▶ **Marche à suivre**
Relevez toutes les fédérations nommées dans le texte sur l'histoire du kendo.

▶ **Extrait du document**
========================

Pendant la période Edo (1600-1868), le kendo moderne prend son essor à la faveur de la paix qui marque cet « âge d'or » du Japon classique, alors totalement fermé au reste du monde. Le kendō est alors l'un des 18 arts martiaux que doit pratiquer le samouraï. De nombreux traités sur le sabre sont publiés à cette époque au Japon tel le Hagakure de Yamamoto Jocho. Le kendō devient alors « populaire » en profitant des techniques d'entraînement mises au point dès le XVIIe siècle : sabre en bambou (shinaï) et différentes protections.
À l'occasion de l'ouverture au monde du Japon (1868), la caste des samouraïs est dissoute et les arts martiaux méprisés par les Japonais eux mêmes. En 1900, toutefois, une fédération universitaire de kendō est fondée au Japon, la Zen Nippon Kendō Renmei, qui joue un rôle déterminant dans la codification du kendō moderne et sa diffusion à l'étranger. L'Occident découvre le kendō dès le XIXe siècle à travers des récits de voyages. En 1899, une première présentation de kendō a lieu en France à l'occasion de la visite du créateur du judo moderne, Kano Jigoro.
La chute du Japon en 1945 porte un coup sévère aux traditions japonaises. Il faut ainsi attendre 1950 pour assister à la réouverture des écoles d'arts martiaux au Japon. À cette occasion, des maîtres sont dépêchés à l'étranger, en France notamment. Citons ici maître Mochizuki Minoru, notamment 4e dan de kendō. Sous le contrôle de ces maîtres japonais, parfois rivaux, la France commence la pratique du kendō dès le début des années 1950 sous l'égide de la Fédération Française d'Aïkido, Taï-Jitsu et kendō qui organise le premier championnat de France de kendō en 1959. Les premiers championnats du monde ont lieu le 5 avril 1970 à Tōkyō organisés par la toute jeune fédération internationale fondée par les Européens en février 1970 : International Kendō Federation.

========================

▶ **Données extraites**
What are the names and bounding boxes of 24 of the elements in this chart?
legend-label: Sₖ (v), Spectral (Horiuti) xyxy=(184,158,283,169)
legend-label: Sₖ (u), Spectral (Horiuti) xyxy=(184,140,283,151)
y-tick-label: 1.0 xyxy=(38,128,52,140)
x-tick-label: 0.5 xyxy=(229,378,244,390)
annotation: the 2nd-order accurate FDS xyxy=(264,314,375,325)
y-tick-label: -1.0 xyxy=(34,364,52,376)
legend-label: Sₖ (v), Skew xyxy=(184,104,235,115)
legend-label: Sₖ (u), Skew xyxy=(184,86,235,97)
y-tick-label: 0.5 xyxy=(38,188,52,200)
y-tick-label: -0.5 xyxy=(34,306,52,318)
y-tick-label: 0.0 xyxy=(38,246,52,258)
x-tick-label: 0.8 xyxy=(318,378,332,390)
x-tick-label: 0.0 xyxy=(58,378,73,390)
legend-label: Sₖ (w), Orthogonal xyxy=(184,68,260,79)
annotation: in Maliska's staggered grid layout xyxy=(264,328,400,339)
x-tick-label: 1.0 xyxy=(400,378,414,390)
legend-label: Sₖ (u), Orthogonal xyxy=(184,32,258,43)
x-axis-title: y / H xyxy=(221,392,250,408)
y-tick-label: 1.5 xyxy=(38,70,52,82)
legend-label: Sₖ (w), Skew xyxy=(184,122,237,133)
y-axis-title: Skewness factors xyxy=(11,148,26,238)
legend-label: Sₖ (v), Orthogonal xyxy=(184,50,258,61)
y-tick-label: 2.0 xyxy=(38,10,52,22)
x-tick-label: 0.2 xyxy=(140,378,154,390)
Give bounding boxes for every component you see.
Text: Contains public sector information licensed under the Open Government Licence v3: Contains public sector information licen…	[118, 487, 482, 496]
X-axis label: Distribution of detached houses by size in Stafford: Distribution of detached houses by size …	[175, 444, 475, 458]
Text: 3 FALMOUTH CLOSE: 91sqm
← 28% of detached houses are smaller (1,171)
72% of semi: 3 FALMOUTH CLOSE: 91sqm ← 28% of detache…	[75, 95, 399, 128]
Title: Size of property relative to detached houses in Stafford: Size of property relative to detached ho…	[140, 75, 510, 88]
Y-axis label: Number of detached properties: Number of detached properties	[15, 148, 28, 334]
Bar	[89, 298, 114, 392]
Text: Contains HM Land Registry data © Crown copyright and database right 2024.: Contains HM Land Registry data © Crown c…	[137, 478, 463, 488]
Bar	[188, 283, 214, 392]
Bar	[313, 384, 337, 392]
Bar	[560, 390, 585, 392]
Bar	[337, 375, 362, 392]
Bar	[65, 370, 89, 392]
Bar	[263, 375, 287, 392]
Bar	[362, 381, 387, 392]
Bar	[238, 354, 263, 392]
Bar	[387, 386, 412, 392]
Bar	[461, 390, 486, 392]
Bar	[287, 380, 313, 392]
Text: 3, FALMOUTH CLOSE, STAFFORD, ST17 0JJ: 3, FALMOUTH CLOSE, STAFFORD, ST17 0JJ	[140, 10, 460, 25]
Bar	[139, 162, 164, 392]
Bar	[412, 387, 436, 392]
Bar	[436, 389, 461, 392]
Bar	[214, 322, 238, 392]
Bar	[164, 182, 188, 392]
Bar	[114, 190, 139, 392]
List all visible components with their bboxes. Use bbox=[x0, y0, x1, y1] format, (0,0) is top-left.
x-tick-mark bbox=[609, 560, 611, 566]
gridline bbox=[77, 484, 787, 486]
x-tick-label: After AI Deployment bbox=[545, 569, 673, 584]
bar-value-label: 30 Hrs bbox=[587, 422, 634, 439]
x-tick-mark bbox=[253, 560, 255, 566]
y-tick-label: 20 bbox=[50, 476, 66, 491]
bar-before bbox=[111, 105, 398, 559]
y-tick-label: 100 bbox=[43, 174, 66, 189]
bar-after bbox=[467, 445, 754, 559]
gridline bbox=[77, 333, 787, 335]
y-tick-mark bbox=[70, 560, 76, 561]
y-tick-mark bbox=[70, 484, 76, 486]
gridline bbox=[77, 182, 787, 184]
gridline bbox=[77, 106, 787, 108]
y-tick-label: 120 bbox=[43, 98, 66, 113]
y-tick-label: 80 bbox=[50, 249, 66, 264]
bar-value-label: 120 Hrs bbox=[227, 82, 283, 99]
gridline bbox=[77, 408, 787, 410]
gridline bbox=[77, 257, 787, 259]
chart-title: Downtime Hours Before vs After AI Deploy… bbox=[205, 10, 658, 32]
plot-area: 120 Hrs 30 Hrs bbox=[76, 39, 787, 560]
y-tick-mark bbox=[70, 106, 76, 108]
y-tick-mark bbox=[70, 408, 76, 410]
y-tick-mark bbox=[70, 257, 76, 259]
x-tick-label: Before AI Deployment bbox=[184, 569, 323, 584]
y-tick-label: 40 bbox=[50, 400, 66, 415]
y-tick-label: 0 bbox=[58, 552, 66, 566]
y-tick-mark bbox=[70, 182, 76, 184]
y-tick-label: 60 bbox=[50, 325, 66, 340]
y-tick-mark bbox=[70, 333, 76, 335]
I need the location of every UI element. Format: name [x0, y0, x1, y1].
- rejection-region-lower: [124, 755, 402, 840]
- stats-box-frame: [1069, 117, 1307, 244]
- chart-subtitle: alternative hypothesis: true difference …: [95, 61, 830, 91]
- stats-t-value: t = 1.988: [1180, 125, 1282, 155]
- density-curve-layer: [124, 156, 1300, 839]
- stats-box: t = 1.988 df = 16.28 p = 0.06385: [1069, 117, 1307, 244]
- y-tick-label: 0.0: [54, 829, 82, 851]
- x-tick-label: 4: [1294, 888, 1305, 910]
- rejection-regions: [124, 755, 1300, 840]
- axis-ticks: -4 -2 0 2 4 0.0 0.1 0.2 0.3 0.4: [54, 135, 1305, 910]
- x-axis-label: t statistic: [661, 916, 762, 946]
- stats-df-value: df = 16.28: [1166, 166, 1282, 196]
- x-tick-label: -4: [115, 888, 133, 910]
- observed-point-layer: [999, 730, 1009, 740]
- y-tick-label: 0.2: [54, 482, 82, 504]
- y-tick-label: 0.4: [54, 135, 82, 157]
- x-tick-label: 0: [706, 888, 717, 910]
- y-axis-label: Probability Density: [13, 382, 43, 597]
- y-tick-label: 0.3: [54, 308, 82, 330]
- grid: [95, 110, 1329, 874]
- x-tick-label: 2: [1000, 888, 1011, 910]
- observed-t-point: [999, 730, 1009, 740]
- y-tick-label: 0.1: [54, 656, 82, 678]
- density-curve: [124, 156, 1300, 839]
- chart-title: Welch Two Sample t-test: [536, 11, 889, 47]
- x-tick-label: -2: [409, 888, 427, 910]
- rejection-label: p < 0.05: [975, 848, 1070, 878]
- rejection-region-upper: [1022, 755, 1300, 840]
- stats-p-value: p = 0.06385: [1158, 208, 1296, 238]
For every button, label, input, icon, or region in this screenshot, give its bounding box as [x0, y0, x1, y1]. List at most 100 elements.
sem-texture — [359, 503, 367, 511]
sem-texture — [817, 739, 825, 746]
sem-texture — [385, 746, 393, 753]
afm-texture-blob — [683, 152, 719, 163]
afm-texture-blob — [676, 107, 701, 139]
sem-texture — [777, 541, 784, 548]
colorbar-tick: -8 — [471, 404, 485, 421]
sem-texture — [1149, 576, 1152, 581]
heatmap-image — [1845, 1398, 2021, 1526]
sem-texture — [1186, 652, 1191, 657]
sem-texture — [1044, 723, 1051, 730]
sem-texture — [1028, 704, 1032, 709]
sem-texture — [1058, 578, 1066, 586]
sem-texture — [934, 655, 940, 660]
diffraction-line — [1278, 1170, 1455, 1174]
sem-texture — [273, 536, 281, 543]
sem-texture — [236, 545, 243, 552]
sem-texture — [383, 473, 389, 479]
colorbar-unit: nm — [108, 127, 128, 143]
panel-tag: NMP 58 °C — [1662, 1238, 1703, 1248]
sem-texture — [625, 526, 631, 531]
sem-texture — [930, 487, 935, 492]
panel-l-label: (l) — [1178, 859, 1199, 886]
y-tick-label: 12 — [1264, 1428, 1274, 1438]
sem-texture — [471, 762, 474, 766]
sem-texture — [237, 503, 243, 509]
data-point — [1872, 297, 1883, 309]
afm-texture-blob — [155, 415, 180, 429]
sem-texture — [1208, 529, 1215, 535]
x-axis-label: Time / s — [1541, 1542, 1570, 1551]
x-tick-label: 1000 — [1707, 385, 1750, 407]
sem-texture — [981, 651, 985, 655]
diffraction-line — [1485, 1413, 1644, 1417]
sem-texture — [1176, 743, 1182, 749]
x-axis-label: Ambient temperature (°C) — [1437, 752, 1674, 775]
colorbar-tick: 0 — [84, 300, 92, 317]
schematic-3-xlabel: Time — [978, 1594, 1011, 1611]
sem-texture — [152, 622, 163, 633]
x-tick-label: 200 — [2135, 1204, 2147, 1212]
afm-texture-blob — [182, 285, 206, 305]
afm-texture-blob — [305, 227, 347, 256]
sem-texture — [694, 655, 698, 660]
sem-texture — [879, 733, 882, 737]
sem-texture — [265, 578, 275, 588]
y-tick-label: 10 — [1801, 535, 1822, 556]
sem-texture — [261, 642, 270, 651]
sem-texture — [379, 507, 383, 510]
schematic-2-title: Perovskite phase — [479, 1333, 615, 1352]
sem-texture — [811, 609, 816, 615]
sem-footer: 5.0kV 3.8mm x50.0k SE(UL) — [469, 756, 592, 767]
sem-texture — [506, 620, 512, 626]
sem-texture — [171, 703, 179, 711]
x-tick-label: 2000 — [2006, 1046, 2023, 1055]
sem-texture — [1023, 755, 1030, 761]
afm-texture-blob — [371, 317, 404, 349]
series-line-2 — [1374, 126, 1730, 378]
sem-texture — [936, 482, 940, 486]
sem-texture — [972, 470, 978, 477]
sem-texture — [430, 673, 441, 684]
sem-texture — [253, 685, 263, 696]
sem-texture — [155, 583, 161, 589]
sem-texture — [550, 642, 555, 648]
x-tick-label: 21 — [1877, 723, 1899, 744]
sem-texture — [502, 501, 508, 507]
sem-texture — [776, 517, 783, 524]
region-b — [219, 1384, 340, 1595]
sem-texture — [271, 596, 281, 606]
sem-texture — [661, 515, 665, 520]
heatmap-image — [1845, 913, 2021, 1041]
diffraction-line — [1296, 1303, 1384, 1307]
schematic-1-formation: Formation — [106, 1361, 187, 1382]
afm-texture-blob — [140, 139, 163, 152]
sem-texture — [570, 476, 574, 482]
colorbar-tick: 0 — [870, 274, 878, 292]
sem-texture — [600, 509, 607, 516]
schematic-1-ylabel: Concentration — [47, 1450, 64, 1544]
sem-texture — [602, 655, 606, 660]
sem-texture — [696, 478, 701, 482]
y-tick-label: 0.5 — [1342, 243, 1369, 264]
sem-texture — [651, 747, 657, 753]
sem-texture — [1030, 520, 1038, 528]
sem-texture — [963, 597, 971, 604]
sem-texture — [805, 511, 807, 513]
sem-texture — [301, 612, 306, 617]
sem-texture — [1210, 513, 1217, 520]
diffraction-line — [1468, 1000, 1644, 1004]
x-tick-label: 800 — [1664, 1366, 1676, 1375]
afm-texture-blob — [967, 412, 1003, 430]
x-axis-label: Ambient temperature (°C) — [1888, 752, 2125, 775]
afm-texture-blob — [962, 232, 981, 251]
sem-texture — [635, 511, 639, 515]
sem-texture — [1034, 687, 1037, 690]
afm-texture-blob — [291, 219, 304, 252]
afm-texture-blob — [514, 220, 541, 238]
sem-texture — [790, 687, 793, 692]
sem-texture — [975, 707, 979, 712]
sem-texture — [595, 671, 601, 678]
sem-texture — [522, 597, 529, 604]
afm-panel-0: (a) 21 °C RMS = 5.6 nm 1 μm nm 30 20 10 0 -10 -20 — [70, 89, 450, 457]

========================

▶ **Réponse rédigée**
- Zen Nippon Kendō Renmei
- Fédération Française d'Aïkido, Taï-Jitsu et kendō
- International Kendō Federation